AIM OF THE TASK
Each line below should be retyped exactly, with no pictures.

** Start of EXCERPTED RECORDS **

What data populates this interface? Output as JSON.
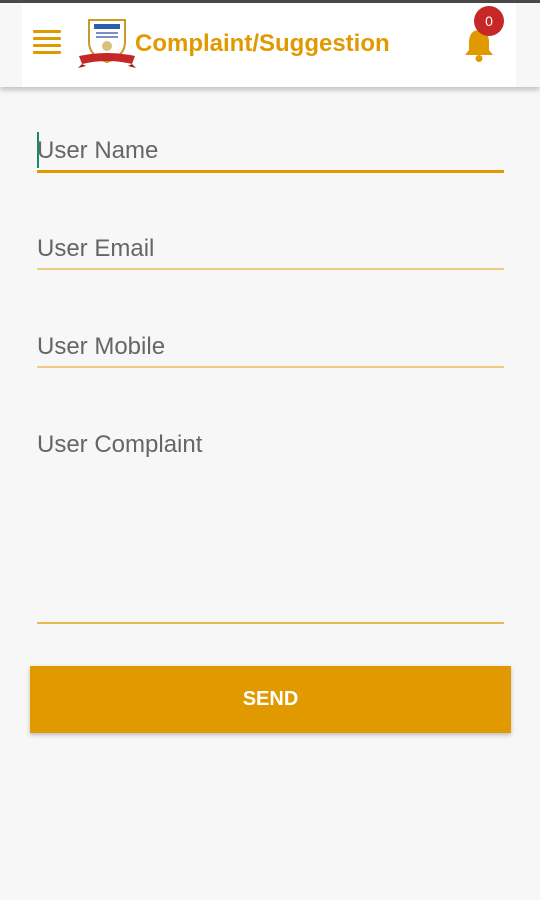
{
  "header": {
    "title": "Complaint/Suggestion",
    "menu_icon": "hamburger-menu-icon",
    "logo": "institution-logo",
    "notification_icon": "bell-icon",
    "notification_count": "0"
  },
  "form": {
    "fields": [
      {
        "placeholder": "User Name",
        "focused": true
      },
      {
        "placeholder": "User Email",
        "focused": false
      },
      {
        "placeholder": "User Mobile",
        "focused": false
      },
      {
        "placeholder": "User Complaint",
        "focused": false
      }
    ],
    "submit_label": "SEND"
  },
  "colors": {
    "accent": "#e09a00",
    "badge": "#c62828",
    "background": "#f7f7f7",
    "cursor": "#1a8a6a"
  }
}
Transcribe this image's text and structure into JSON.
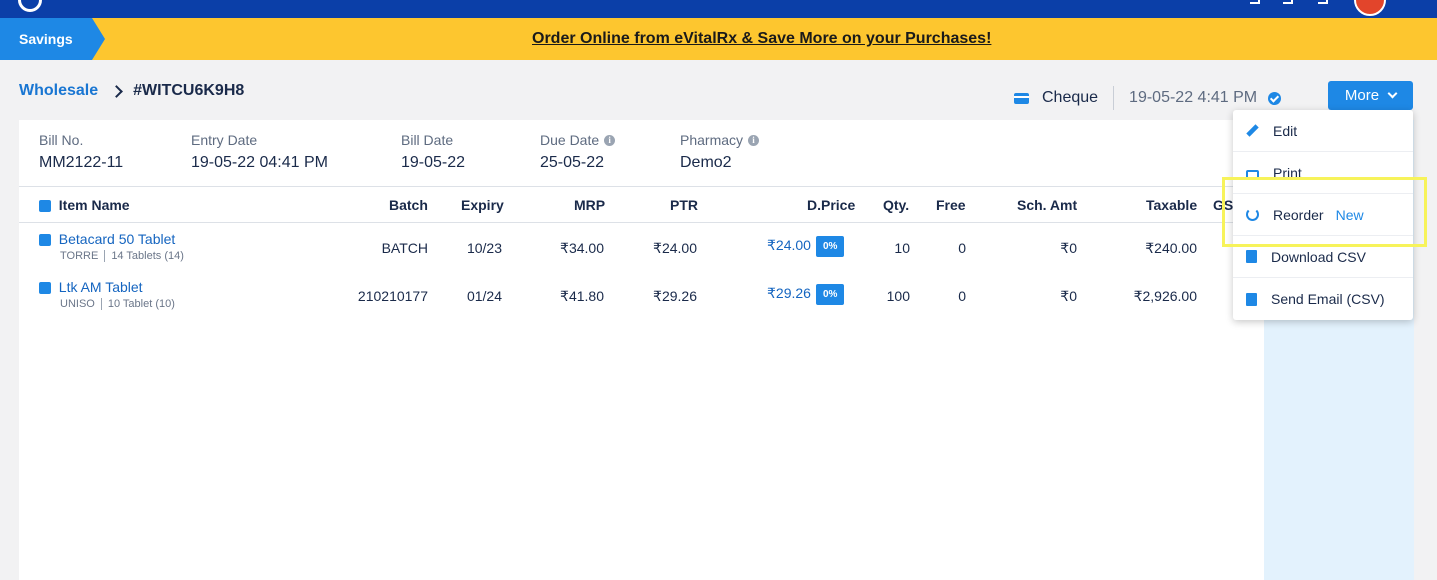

** End of EXCERPTED RECORDS **

THE ANSWER
What data populates this interface? Output as JSON.
{
  "header": {
    "title": "Complaint/Suggestion",
    "menu_icon": "hamburger-menu-icon",
    "logo": "institution-logo",
    "notification_icon": "bell-icon",
    "notification_count": "0"
  },
  "form": {
    "fields": [
      {
        "placeholder": "User Name",
        "focused": true
      },
      {
        "placeholder": "User Email",
        "focused": false
      },
      {
        "placeholder": "User Mobile",
        "focused": false
      },
      {
        "placeholder": "User Complaint",
        "focused": false
      }
    ],
    "submit_label": "SEND"
  },
  "colors": {
    "accent": "#e09a00",
    "badge": "#c62828",
    "background": "#f7f7f7",
    "cursor": "#1a8a6a"
  }
}
Transcribe this image's text and structure into JSON.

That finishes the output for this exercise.